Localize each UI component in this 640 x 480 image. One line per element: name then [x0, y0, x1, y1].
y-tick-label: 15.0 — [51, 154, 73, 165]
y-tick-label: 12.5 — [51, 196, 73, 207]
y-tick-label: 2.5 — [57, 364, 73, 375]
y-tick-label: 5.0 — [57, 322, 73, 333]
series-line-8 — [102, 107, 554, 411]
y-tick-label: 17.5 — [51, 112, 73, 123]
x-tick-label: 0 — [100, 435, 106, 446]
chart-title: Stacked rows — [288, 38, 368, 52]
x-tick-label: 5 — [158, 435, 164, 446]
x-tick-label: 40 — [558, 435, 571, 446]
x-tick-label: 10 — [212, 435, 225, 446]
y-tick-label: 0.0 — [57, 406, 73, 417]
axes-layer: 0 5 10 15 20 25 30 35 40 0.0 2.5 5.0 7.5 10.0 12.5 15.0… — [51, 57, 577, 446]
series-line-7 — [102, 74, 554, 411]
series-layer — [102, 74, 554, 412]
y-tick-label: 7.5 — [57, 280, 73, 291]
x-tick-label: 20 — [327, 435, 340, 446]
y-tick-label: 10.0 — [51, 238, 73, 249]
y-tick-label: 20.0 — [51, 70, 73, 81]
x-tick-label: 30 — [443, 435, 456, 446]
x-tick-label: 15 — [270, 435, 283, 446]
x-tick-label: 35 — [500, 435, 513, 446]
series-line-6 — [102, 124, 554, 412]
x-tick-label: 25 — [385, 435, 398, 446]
# # # #
Reproduce the records verbatim, everything from the start down to the line containing "y-tick-label: 7.5 — [57, 280, 73, 291]", including that line.

§ EXPECTED ANSWER:
Localize each UI component in this 640 x 480 image. One line per element: name then [x0, y0, x1, y1].
y-tick-label: 15.0 — [51, 154, 73, 165]
y-tick-label: 12.5 — [51, 196, 73, 207]
y-tick-label: 2.5 — [57, 364, 73, 375]
y-tick-label: 5.0 — [57, 322, 73, 333]
series-line-8 — [102, 107, 554, 411]
y-tick-label: 17.5 — [51, 112, 73, 123]
x-tick-label: 0 — [100, 435, 106, 446]
chart-title: Stacked rows — [288, 38, 368, 52]
x-tick-label: 5 — [158, 435, 164, 446]
x-tick-label: 40 — [558, 435, 571, 446]
x-tick-label: 10 — [212, 435, 225, 446]
y-tick-label: 0.0 — [57, 406, 73, 417]
axes-layer: 0 5 10 15 20 25 30 35 40 0.0 2.5 5.0 7.5 10.0 12.5 15.0… — [51, 57, 577, 446]
series-line-7 — [102, 74, 554, 411]
series-layer — [102, 74, 554, 412]
y-tick-label: 7.5 — [57, 280, 73, 291]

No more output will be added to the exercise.